*DIRECTIONS*
Would you quote the material below in full and unchanged?

++++ DATA FOR THIS TASK

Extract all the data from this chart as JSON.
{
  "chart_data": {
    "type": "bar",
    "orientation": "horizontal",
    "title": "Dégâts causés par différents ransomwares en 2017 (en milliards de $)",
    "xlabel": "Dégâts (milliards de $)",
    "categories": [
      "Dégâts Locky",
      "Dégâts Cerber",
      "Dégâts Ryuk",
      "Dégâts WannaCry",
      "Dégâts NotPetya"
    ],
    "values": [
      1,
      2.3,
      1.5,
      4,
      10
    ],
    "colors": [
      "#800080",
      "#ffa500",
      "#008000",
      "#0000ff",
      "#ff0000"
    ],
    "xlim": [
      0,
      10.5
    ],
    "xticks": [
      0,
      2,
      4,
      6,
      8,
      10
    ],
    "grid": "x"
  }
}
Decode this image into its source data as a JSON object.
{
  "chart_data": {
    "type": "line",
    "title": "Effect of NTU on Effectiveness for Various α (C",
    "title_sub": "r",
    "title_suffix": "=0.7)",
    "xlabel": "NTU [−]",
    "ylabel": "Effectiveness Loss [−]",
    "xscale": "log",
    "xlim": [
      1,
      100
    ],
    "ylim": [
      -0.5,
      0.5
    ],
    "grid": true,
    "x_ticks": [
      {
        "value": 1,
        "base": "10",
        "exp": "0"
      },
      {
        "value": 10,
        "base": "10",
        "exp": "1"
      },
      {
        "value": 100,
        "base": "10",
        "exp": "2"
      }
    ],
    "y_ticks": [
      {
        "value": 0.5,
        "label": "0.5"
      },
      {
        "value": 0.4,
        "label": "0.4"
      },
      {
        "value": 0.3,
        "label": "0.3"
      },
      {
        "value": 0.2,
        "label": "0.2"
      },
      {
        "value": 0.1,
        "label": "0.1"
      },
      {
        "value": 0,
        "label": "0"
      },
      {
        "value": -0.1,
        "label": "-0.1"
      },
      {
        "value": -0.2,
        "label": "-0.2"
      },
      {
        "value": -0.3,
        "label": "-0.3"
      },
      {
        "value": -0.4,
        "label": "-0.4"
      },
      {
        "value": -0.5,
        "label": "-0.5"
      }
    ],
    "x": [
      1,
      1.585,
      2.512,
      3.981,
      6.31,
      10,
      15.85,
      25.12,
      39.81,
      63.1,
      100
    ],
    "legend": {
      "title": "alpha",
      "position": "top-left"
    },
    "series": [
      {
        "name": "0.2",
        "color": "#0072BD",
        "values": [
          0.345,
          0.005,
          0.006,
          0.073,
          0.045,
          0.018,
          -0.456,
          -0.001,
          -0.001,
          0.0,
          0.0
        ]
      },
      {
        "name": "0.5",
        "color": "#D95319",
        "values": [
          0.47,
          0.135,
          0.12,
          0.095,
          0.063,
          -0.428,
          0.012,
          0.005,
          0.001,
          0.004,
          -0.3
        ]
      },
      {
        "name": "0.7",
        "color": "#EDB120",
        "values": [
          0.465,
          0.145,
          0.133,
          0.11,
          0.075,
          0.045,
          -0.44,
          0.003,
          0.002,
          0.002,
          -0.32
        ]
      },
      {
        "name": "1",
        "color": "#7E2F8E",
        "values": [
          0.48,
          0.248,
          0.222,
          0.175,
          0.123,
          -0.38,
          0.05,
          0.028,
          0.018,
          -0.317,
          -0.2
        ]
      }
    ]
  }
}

++++++++

*EXERCISE SOLUTION*
Extract all the data from this chart as JSON.
{
  "chart_data": {
    "type": "bar",
    "orientation": "horizontal",
    "title": "Dégâts causés par différents ransomwares en 2017 (en milliards de $)",
    "xlabel": "Dégâts (milliards de $)",
    "categories": [
      "Dégâts Locky",
      "Dégâts Cerber",
      "Dégâts Ryuk",
      "Dégâts WannaCry",
      "Dégâts NotPetya"
    ],
    "values": [
      1,
      2.3,
      1.5,
      4,
      10
    ],
    "colors": [
      "#800080",
      "#ffa500",
      "#008000",
      "#0000ff",
      "#ff0000"
    ],
    "xlim": [
      0,
      10.5
    ],
    "xticks": [
      0,
      2,
      4,
      6,
      8,
      10
    ],
    "grid": "x"
  }
}
Decode this image into its source data as a JSON object.
{
  "chart_data": {
    "type": "line",
    "title": "Effect of NTU on Effectiveness for Various α (C",
    "title_sub": "r",
    "title_suffix": "=0.7)",
    "xlabel": "NTU [−]",
    "ylabel": "Effectiveness Loss [−]",
    "xscale": "log",
    "xlim": [
      1,
      100
    ],
    "ylim": [
      -0.5,
      0.5
    ],
    "grid": true,
    "x_ticks": [
      {
        "value": 1,
        "base": "10",
        "exp": "0"
      },
      {
        "value": 10,
        "base": "10",
        "exp": "1"
      },
      {
        "value": 100,
        "base": "10",
        "exp": "2"
      }
    ],
    "y_ticks": [
      {
        "value": 0.5,
        "label": "0.5"
      },
      {
        "value": 0.4,
        "label": "0.4"
      },
      {
        "value": 0.3,
        "label": "0.3"
      },
      {
        "value": 0.2,
        "label": "0.2"
      },
      {
        "value": 0.1,
        "label": "0.1"
      },
      {
        "value": 0,
        "label": "0"
      },
      {
        "value": -0.1,
        "label": "-0.1"
      },
      {
        "value": -0.2,
        "label": "-0.2"
      },
      {
        "value": -0.3,
        "label": "-0.3"
      },
      {
        "value": -0.4,
        "label": "-0.4"
      },
      {
        "value": -0.5,
        "label": "-0.5"
      }
    ],
    "x": [
      1,
      1.585,
      2.512,
      3.981,
      6.31,
      10,
      15.85,
      25.12,
      39.81,
      63.1,
      100
    ],
    "legend": {
      "title": "alpha",
      "position": "top-left"
    },
    "series": [
      {
        "name": "0.2",
        "color": "#0072BD",
        "values": [
          0.345,
          0.005,
          0.006,
          0.073,
          0.045,
          0.018,
          -0.456,
          -0.001,
          -0.001,
          0.0,
          0.0
        ]
      },
      {
        "name": "0.5",
        "color": "#D95319",
        "values": [
          0.47,
          0.135,
          0.12,
          0.095,
          0.063,
          -0.428,
          0.012,
          0.005,
          0.001,
          0.004,
          -0.3
        ]
      },
      {
        "name": "0.7",
        "color": "#EDB120",
        "values": [
          0.465,
          0.145,
          0.133,
          0.11,
          0.075,
          0.045,
          -0.44,
          0.003,
          0.002,
          0.002,
          -0.32
        ]
      },
      {
        "name": "1",
        "color": "#7E2F8E",
        "values": [
          0.48,
          0.248,
          0.222,
          0.175,
          0.123,
          -0.38,
          0.05,
          0.028,
          0.018,
          -0.317,
          -0.2
        ]
      }
    ]
  }
}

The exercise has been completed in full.